Required work:
Wherever the string "μόνο" appears in the listing, copy that line.

Dataset entries:
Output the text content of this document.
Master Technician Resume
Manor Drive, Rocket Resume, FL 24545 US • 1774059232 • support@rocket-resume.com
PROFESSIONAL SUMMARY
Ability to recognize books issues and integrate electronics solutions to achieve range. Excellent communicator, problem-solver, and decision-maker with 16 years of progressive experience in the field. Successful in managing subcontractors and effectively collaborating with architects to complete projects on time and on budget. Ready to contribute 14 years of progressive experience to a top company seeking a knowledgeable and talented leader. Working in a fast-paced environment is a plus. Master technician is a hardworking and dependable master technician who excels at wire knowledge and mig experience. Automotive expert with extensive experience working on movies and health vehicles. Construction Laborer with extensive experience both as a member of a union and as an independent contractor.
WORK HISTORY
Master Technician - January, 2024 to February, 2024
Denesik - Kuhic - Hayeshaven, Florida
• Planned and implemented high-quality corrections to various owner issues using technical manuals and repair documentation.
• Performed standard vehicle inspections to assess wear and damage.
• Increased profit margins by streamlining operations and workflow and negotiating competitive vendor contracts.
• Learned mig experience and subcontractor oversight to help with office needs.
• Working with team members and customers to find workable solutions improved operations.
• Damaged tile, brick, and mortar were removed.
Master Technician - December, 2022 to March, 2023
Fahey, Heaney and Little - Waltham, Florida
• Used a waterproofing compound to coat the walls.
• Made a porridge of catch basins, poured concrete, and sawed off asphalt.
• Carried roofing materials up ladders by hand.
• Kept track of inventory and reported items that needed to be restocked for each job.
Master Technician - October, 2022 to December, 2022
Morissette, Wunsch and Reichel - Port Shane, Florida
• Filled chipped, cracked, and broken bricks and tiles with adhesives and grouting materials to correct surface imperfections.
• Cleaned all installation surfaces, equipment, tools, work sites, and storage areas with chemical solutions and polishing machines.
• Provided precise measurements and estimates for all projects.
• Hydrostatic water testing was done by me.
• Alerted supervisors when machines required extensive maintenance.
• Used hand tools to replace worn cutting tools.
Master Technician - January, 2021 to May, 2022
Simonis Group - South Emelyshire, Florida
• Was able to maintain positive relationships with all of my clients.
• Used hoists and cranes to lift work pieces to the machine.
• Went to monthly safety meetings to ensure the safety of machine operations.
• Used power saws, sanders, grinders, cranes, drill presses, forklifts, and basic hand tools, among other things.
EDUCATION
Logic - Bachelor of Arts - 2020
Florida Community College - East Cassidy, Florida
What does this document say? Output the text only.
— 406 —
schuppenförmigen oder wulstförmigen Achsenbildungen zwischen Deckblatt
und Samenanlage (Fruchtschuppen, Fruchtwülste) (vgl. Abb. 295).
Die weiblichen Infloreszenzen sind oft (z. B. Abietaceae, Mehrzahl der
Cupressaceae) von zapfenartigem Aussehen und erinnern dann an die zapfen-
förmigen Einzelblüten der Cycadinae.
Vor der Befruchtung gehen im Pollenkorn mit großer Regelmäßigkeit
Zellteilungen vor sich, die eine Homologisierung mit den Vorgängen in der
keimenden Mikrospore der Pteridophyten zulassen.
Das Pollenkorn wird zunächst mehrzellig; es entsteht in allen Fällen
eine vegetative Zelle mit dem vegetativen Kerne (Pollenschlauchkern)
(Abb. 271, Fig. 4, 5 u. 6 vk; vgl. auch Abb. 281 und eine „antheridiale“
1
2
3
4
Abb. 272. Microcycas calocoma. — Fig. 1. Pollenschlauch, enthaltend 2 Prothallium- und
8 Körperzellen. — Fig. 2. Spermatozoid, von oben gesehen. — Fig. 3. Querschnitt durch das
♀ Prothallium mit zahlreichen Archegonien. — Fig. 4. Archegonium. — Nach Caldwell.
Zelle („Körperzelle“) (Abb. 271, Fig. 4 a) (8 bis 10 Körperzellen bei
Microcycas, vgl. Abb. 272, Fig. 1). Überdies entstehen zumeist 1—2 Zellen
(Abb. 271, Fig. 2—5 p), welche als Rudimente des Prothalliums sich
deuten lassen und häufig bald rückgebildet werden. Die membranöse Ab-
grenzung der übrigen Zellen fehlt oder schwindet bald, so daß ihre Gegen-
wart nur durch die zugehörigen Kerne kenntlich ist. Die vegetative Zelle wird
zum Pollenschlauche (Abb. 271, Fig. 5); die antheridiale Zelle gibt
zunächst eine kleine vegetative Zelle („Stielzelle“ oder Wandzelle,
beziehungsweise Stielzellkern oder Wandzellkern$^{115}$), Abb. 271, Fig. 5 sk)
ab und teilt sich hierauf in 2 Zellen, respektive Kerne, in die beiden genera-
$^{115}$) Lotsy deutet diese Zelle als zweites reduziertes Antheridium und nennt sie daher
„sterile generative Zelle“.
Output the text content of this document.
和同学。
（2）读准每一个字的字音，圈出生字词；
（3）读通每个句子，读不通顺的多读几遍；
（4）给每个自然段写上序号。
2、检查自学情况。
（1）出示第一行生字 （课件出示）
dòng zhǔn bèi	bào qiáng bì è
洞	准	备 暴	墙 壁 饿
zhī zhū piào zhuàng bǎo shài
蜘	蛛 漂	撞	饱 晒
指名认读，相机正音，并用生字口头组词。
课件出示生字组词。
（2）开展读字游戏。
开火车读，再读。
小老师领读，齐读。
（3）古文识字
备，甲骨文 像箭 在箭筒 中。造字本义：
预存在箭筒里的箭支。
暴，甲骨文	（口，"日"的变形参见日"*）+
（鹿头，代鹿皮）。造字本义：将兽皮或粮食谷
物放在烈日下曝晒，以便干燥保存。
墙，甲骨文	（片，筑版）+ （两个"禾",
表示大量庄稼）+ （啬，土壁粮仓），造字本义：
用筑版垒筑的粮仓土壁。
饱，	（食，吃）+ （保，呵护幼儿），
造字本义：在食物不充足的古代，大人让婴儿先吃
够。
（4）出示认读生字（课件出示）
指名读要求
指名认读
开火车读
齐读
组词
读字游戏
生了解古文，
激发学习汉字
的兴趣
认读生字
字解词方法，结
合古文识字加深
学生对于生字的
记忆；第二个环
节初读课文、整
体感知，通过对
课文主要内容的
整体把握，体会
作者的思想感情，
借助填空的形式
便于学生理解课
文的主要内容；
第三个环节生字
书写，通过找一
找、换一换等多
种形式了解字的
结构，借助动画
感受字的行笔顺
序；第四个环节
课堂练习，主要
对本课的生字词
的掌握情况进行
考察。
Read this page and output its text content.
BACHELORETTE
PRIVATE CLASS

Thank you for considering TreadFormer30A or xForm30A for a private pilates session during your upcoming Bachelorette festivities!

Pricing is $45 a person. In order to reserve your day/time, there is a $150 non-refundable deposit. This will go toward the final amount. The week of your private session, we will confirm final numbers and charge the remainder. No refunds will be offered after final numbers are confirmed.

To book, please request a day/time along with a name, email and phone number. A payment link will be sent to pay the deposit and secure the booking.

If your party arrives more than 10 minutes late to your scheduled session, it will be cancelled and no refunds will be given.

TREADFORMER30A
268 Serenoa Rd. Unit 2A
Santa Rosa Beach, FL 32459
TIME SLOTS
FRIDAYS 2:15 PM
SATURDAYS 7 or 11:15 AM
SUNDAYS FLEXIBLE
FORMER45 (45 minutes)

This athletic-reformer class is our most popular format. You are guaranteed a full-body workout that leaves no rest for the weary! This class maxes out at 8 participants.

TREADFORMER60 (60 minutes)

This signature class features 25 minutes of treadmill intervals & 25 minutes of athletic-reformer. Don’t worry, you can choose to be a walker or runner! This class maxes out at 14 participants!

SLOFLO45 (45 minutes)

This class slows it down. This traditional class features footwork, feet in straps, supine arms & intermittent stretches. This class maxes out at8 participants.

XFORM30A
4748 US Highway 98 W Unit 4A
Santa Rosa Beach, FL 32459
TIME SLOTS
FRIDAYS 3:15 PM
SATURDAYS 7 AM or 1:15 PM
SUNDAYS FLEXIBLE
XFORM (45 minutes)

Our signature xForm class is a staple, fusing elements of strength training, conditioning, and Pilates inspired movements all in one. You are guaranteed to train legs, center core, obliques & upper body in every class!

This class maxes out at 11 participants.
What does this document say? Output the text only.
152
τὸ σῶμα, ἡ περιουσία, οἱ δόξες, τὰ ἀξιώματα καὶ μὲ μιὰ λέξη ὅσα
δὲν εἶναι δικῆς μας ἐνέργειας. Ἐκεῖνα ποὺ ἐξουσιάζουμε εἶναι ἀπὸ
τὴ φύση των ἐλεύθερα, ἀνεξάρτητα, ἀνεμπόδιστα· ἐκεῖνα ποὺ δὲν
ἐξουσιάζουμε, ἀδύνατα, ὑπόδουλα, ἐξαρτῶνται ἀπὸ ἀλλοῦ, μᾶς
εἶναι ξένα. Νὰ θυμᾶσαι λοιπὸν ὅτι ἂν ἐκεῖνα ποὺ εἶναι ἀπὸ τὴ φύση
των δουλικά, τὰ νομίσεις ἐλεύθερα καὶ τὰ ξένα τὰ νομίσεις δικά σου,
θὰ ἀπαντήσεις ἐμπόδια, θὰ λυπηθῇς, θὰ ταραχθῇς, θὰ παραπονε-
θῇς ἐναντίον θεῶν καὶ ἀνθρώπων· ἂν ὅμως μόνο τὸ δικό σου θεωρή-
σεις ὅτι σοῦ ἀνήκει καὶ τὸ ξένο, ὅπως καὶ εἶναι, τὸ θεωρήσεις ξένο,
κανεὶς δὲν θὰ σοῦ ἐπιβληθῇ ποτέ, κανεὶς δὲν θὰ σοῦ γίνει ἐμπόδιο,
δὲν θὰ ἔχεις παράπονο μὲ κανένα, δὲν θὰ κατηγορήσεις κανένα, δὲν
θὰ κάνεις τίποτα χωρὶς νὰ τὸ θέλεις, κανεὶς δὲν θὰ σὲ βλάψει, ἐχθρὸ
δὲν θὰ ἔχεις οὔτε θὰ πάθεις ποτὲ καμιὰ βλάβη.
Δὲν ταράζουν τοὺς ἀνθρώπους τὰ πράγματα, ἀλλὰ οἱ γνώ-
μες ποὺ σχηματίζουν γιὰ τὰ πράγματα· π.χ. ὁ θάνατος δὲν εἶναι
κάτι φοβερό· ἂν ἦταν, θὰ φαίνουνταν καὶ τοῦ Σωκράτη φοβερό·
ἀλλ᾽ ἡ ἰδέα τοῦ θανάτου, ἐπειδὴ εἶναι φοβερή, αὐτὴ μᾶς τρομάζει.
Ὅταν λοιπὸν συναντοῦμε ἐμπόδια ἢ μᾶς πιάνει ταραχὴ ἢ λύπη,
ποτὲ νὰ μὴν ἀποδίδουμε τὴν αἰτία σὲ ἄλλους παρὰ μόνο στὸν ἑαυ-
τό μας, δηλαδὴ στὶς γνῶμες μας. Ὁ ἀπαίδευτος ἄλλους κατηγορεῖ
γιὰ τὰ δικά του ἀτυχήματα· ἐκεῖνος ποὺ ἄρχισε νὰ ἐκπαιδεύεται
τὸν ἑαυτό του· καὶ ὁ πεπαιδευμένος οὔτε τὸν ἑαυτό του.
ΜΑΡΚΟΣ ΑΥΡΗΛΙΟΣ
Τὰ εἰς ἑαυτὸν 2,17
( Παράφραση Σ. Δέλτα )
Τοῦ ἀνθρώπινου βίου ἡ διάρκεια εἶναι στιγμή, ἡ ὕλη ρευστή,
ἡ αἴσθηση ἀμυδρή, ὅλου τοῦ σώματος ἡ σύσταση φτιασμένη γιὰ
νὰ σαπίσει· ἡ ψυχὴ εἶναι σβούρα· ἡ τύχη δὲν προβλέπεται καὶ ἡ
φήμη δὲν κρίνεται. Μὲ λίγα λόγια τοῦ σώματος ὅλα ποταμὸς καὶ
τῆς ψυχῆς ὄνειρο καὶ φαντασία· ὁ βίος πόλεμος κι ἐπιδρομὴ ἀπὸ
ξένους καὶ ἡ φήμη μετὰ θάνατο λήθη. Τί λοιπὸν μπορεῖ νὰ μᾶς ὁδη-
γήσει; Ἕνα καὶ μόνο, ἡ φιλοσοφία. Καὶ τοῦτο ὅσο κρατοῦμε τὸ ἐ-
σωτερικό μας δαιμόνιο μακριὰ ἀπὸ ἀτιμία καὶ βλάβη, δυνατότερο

Exercise response:
θῇς ἐναντίον θεῶν καὶ ἀνθρώπων· ἂν ὅμως μόνο τὸ δικό σου θεωρή-
ποτὲ νὰ μὴν ἀποδίδουμε τὴν αἰτία σὲ ἄλλους παρὰ μόνο στὸν ἑαυ-
γήσει; Ἕνα καὶ μόνο, ἡ φιλοσοφία. Καὶ τοῦτο ὅσο κρατοῦμε τὸ ἐ-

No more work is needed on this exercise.